What you need to do ▸ Leaving out the pictures, output the lines from the one that contains "Extract the structured" through the end of the material, exactly as they stand.

⁂

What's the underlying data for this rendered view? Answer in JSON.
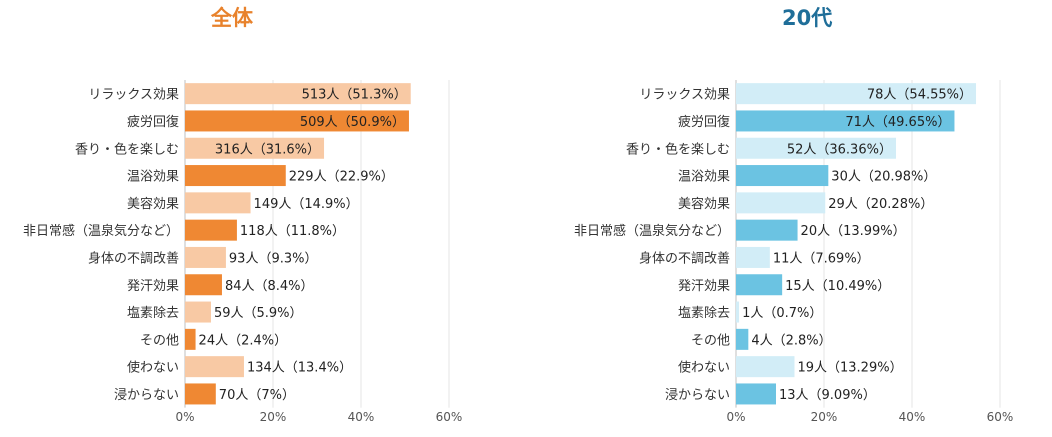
{
  "chart_data": [
    {
      "type": "bar",
      "orientation": "horizontal",
      "title": "全体",
      "title_color": "#E8822C",
      "colors": [
        "#F8C9A4",
        "#EF8833"
      ],
      "categories": [
        "リラックス効果",
        "疲労回復",
        "香り・色を楽しむ",
        "温浴効果",
        "美容効果",
        "非日常感（温泉気分など）",
        "身体の不調改善",
        "発汗効果",
        "塩素除去",
        "その他",
        "使わない",
        "浸からない"
      ],
      "values": [
        51.3,
        50.9,
        31.6,
        22.9,
        14.9,
        11.8,
        9.3,
        8.4,
        5.9,
        2.4,
        13.4,
        7
      ],
      "labels": [
        "513人（51.3%）",
        "509人（50.9%）",
        "316人（31.6%）",
        "229人（22.9%）",
        "149人（14.9%）",
        "118人（11.8%）",
        "93人（9.3%）",
        "84人（8.4%）",
        "59人（5.9%）",
        "24人（2.4%）",
        "134人（13.4%）",
        "70人（7%）"
      ],
      "xlim": [
        0,
        60
      ],
      "xticks": [
        "0%",
        "20%",
        "40%",
        "60%"
      ]
    },
    {
      "type": "bar",
      "orientation": "horizontal",
      "title": "20代",
      "title_color": "#1F6E99",
      "colors": [
        "#D2EDF7",
        "#6BC3E2"
      ],
      "categories": [
        "リラックス効果",
        "疲労回復",
        "香り・色を楽しむ",
        "温浴効果",
        "美容効果",
        "非日常感（温泉気分など）",
        "身体の不調改善",
        "発汗効果",
        "塩素除去",
        "その他",
        "使わない",
        "浸からない"
      ],
      "values": [
        54.55,
        49.65,
        36.36,
        20.98,
        20.28,
        13.99,
        7.69,
        10.49,
        0.7,
        2.8,
        13.29,
        9.09
      ],
      "labels": [
        "78人（54.55%）",
        "71人（49.65%）",
        "52人（36.36%）",
        "30人（20.98%）",
        "29人（20.28%）",
        "20人（13.99%）",
        "11人（7.69%）",
        "15人（10.49%）",
        "1人（0.7%）",
        "4人（2.8%）",
        "19人（13.29%）",
        "13人（9.09%）"
      ],
      "xlim": [
        0,
        60
      ],
      "xticks": [
        "0%",
        "20%",
        "40%",
        "60%"
      ]
    }
  ]
}
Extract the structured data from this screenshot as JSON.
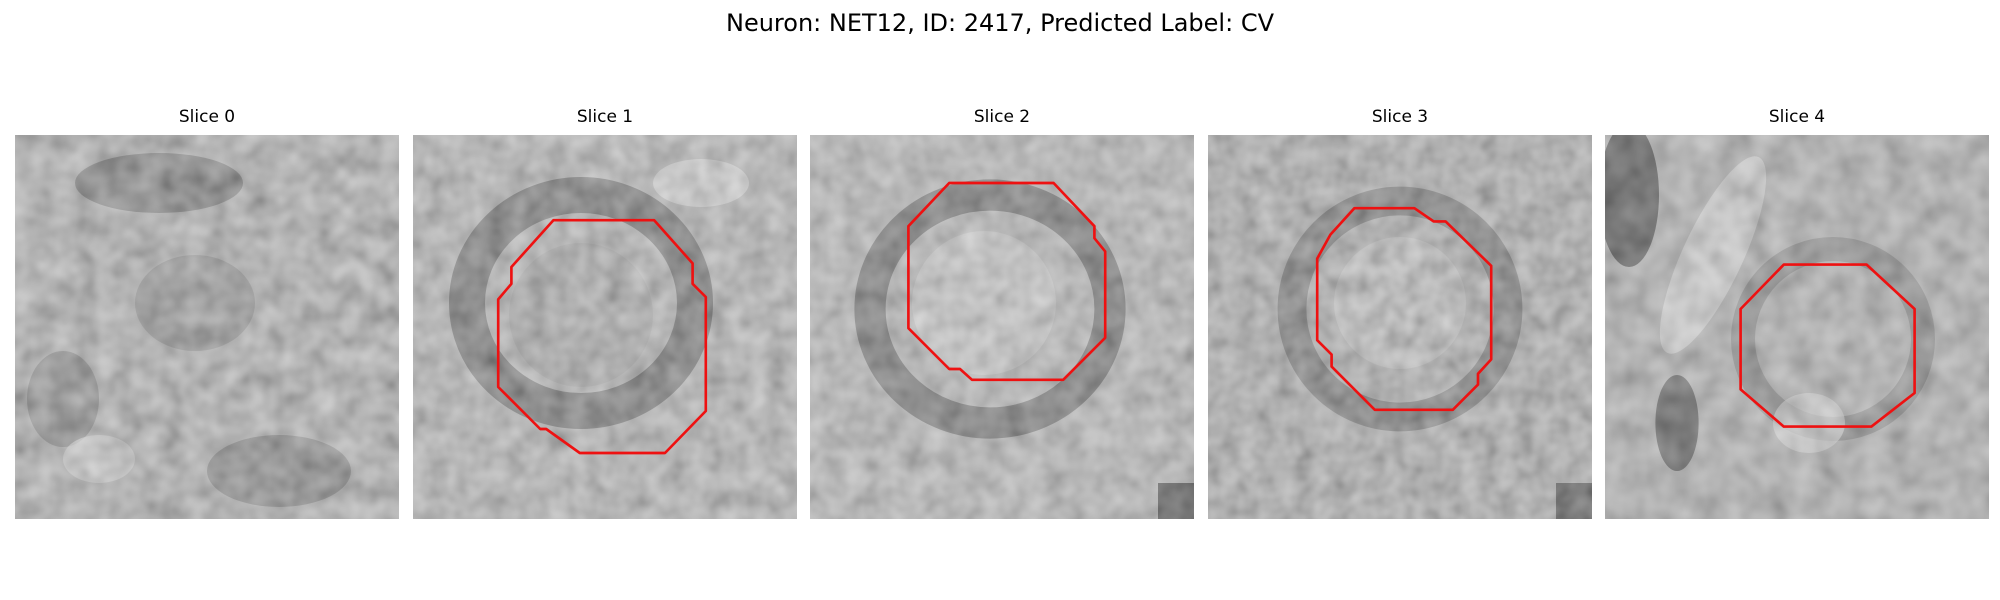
{
  "figure": {
    "title": "Neuron: NET12, ID: 2417, Predicted Label: CV"
  },
  "panels": [
    {
      "title": "Slice 0",
      "has_outline": false
    },
    {
      "title": "Slice 1",
      "has_outline": true
    },
    {
      "title": "Slice 2",
      "has_outline": true
    },
    {
      "title": "Slice 3",
      "has_outline": true
    },
    {
      "title": "Slice 4",
      "has_outline": true
    }
  ],
  "colors": {
    "outline": "#ee1111",
    "background": "#ffffff"
  },
  "colormap": "gray"
}
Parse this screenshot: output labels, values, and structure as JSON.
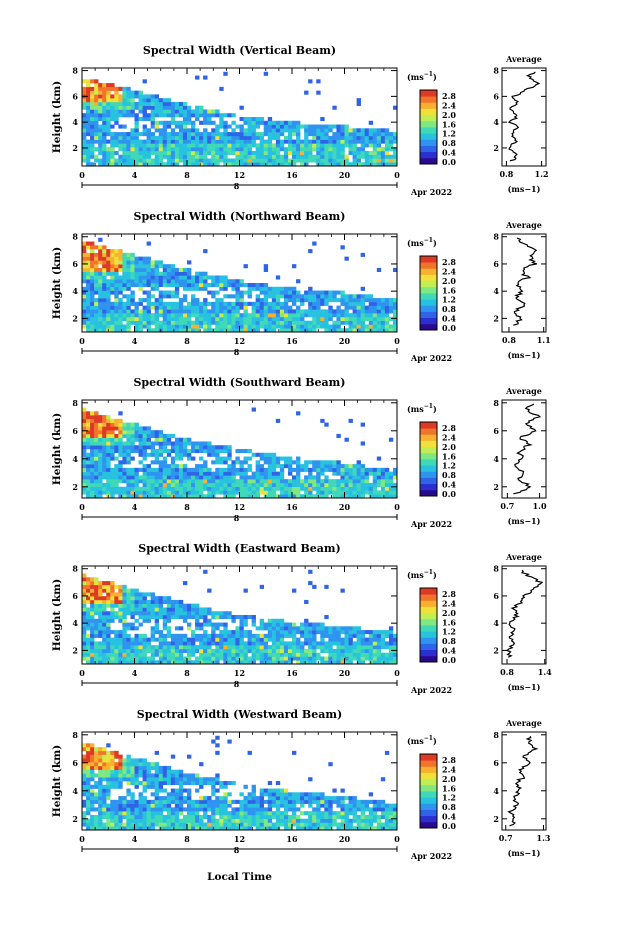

⁂

Exercise solution ▸
Extract the structured data from this screenshot as JSON.
{
  "figure": {
    "title": "Neuron: NET12, ID: 2417, Predicted Label: CV"
  },
  "panels": [
    {
      "title": "Slice 0",
      "has_outline": false
    },
    {
      "title": "Slice 1",
      "has_outline": true
    },
    {
      "title": "Slice 2",
      "has_outline": true
    },
    {
      "title": "Slice 3",
      "has_outline": true
    },
    {
      "title": "Slice 4",
      "has_outline": true
    }
  ],
  "colors": {
    "outline": "#ee1111",
    "background": "#ffffff"
  },
  "colormap": "gray"
}
Parse this screenshot: output labels, values, and structure as JSON.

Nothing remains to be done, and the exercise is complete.